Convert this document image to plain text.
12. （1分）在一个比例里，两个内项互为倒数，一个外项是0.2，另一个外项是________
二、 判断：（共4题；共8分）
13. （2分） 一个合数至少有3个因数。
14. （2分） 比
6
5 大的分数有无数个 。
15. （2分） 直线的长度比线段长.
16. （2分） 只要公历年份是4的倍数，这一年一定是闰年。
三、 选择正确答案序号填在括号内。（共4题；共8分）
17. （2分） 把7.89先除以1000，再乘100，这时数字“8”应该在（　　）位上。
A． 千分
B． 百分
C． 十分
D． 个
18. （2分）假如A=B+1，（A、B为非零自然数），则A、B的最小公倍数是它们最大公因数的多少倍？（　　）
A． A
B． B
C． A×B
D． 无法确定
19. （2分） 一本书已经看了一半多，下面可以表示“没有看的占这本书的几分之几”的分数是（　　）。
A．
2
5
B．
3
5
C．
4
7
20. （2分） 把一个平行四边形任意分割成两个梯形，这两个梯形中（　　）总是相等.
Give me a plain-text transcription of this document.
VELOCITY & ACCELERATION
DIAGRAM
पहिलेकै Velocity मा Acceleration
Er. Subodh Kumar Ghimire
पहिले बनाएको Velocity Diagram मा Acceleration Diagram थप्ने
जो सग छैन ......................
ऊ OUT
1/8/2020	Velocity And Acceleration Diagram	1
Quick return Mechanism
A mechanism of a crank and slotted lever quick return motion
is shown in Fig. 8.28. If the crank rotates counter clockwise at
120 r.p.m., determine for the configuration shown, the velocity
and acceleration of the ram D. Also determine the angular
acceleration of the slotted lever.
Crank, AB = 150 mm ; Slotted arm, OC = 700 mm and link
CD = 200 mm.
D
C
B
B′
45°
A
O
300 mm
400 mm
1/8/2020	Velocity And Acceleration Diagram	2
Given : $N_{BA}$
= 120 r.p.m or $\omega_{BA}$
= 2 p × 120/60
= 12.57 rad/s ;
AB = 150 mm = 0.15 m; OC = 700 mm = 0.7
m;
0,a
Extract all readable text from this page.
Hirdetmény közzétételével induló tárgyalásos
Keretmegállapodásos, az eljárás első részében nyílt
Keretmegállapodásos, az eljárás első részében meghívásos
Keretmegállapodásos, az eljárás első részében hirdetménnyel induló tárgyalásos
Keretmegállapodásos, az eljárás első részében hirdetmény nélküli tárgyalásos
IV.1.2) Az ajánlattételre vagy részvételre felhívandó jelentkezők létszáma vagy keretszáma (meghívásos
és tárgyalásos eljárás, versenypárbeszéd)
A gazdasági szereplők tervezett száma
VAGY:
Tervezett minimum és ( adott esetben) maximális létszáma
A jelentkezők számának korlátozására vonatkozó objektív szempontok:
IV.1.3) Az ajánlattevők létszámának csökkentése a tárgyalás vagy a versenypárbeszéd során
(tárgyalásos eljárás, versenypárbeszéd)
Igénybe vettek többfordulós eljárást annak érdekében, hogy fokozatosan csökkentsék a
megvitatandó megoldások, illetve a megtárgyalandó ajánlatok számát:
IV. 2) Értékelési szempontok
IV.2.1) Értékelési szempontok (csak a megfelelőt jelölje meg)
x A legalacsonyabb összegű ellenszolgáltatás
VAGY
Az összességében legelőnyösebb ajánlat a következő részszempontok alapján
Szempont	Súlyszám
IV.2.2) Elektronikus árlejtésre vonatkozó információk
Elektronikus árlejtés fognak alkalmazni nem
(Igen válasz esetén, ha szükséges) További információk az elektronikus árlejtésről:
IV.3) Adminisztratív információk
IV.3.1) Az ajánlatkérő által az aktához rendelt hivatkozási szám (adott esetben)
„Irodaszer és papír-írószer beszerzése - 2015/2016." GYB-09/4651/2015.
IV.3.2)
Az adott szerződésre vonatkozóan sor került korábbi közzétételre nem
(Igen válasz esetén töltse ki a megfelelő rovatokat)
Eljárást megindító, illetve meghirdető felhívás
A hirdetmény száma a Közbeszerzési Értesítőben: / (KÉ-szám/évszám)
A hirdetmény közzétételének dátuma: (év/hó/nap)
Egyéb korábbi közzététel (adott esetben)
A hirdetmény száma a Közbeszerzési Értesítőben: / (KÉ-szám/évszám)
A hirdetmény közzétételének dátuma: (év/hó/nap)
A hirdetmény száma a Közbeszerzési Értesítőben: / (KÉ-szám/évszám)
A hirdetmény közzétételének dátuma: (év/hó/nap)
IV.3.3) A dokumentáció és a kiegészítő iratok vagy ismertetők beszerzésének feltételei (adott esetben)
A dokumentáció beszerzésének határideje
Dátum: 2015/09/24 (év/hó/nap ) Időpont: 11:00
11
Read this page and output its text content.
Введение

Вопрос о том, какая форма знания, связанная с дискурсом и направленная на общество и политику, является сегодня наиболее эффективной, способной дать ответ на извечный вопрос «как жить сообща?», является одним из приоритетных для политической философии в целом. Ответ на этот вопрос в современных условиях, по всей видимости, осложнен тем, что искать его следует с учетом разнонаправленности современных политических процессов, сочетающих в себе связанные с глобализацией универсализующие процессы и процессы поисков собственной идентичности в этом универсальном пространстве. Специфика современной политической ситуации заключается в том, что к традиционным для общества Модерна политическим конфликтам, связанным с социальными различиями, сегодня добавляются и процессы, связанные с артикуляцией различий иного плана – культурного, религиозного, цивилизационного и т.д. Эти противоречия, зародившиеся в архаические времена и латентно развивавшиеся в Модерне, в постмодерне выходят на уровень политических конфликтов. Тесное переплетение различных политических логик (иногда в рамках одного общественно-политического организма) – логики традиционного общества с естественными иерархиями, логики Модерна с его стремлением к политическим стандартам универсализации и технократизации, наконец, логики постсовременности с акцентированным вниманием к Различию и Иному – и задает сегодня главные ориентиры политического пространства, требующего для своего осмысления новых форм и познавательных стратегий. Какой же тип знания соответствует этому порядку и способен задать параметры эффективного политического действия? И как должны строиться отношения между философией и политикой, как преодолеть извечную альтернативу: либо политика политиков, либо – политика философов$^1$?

▬▬▬

* [Exercise directions]
Your task is to quote the listing above word for word.

* [Exercise answer]
Convert this document image to plain text.
12. （1分）在一个比例里，两个内项互为倒数，一个外项是0.2，另一个外项是________
二、 判断：（共4题；共8分）
13. （2分） 一个合数至少有3个因数。
14. （2分） 比
6
5 大的分数有无数个 。
15. （2分） 直线的长度比线段长.
16. （2分） 只要公历年份是4的倍数，这一年一定是闰年。
三、 选择正确答案序号填在括号内。（共4题；共8分）
17. （2分） 把7.89先除以1000，再乘100，这时数字“8”应该在（　　）位上。
A． 千分
B． 百分
C． 十分
D． 个
18. （2分）假如A=B+1，（A、B为非零自然数），则A、B的最小公倍数是它们最大公因数的多少倍？（　　）
A． A
B． B
C． A×B
D． 无法确定
19. （2分） 一本书已经看了一半多，下面可以表示“没有看的占这本书的几分之几”的分数是（　　）。
A．
2
5
B．
3
5
C．
4
7
20. （2分） 把一个平行四边形任意分割成两个梯形，这两个梯形中（　　）总是相等.
Give me a plain-text transcription of this document.
VELOCITY & ACCELERATION
DIAGRAM
पहिलेकै Velocity मा Acceleration
Er. Subodh Kumar Ghimire
पहिले बनाएको Velocity Diagram मा Acceleration Diagram थप्ने
जो सग छैन ......................
ऊ OUT
1/8/2020	Velocity And Acceleration Diagram	1
Quick return Mechanism
A mechanism of a crank and slotted lever quick return motion
is shown in Fig. 8.28. If the crank rotates counter clockwise at
120 r.p.m., determine for the configuration shown, the velocity
and acceleration of the ram D. Also determine the angular
acceleration of the slotted lever.
Crank, AB = 150 mm ; Slotted arm, OC = 700 mm and link
CD = 200 mm.
D
C
B
B′
45°
A
O
300 mm
400 mm
1/8/2020	Velocity And Acceleration Diagram	2
Given : $N_{BA}$
= 120 r.p.m or $\omega_{BA}$
= 2 p × 120/60
= 12.57 rad/s ;
AB = 150 mm = 0.15 m; OC = 700 mm = 0.7
m;
0,a
Extract all readable text from this page.
Hirdetmény közzétételével induló tárgyalásos
Keretmegállapodásos, az eljárás első részében nyílt
Keretmegállapodásos, az eljárás első részében meghívásos
Keretmegállapodásos, az eljárás első részében hirdetménnyel induló tárgyalásos
Keretmegállapodásos, az eljárás első részében hirdetmény nélküli tárgyalásos
IV.1.2) Az ajánlattételre vagy részvételre felhívandó jelentkezők létszáma vagy keretszáma (meghívásos
és tárgyalásos eljárás, versenypárbeszéd)
A gazdasági szereplők tervezett száma
VAGY:
Tervezett minimum és ( adott esetben) maximális létszáma
A jelentkezők számának korlátozására vonatkozó objektív szempontok:
IV.1.3) Az ajánlattevők létszámának csökkentése a tárgyalás vagy a versenypárbeszéd során
(tárgyalásos eljárás, versenypárbeszéd)
Igénybe vettek többfordulós eljárást annak érdekében, hogy fokozatosan csökkentsék a
megvitatandó megoldások, illetve a megtárgyalandó ajánlatok számát:
IV. 2) Értékelési szempontok
IV.2.1) Értékelési szempontok (csak a megfelelőt jelölje meg)
x A legalacsonyabb összegű ellenszolgáltatás
VAGY
Az összességében legelőnyösebb ajánlat a következő részszempontok alapján
Szempont	Súlyszám
IV.2.2) Elektronikus árlejtésre vonatkozó információk
Elektronikus árlejtés fognak alkalmazni nem
(Igen válasz esetén, ha szükséges) További információk az elektronikus árlejtésről:
IV.3) Adminisztratív információk
IV.3.1) Az ajánlatkérő által az aktához rendelt hivatkozási szám (adott esetben)
„Irodaszer és papír-írószer beszerzése - 2015/2016." GYB-09/4651/2015.
IV.3.2)
Az adott szerződésre vonatkozóan sor került korábbi közzétételre nem
(Igen válasz esetén töltse ki a megfelelő rovatokat)
Eljárást megindító, illetve meghirdető felhívás
A hirdetmény száma a Közbeszerzési Értesítőben: / (KÉ-szám/évszám)
A hirdetmény közzétételének dátuma: (év/hó/nap)
Egyéb korábbi közzététel (adott esetben)
A hirdetmény száma a Közbeszerzési Értesítőben: / (KÉ-szám/évszám)
A hirdetmény közzétételének dátuma: (év/hó/nap)
A hirdetmény száma a Közbeszerzési Értesítőben: / (KÉ-szám/évszám)
A hirdetmény közzétételének dátuma: (év/hó/nap)
IV.3.3) A dokumentáció és a kiegészítő iratok vagy ismertetők beszerzésének feltételei (adott esetben)
A dokumentáció beszerzésének határideje
Dátum: 2015/09/24 (év/hó/nap ) Időpont: 11:00
11
Read this page and output its text content.
Введение

Вопрос о том, какая форма знания, связанная с дискурсом и направленная на общество и политику, является сегодня наиболее эффективной, способной дать ответ на извечный вопрос «как жить сообща?», является одним из приоритетных для политической философии в целом. Ответ на этот вопрос в современных условиях, по всей видимости, осложнен тем, что искать его следует с учетом разнонаправленности современных политических процессов, сочетающих в себе связанные с глобализацией универсализующие процессы и процессы поисков собственной идентичности в этом универсальном пространстве. Специфика современной политической ситуации заключается в том, что к традиционным для общества Модерна политическим конфликтам, связанным с социальными различиями, сегодня добавляются и процессы, связанные с артикуляцией различий иного плана – культурного, религиозного, цивилизационного и т.д. Эти противоречия, зародившиеся в архаические времена и латентно развивавшиеся в Модерне, в постмодерне выходят на уровень политических конфликтов. Тесное переплетение различных политических логик (иногда в рамках одного общественно-политического организма) – логики традиционного общества с естественными иерархиями, логики Модерна с его стремлением к политическим стандартам универсализации и технократизации, наконец, логики постсовременности с акцентированным вниманием к Различию и Иному – и задает сегодня главные ориентиры политического пространства, требующего для своего осмысления новых форм и познавательных стратегий. Какой же тип знания соответствует этому порядку и способен задать параметры эффективного политического действия? И как должны строиться отношения между философией и политикой, как преодолеть извечную альтернативу: либо политика политиков, либо – политика философов$^1$?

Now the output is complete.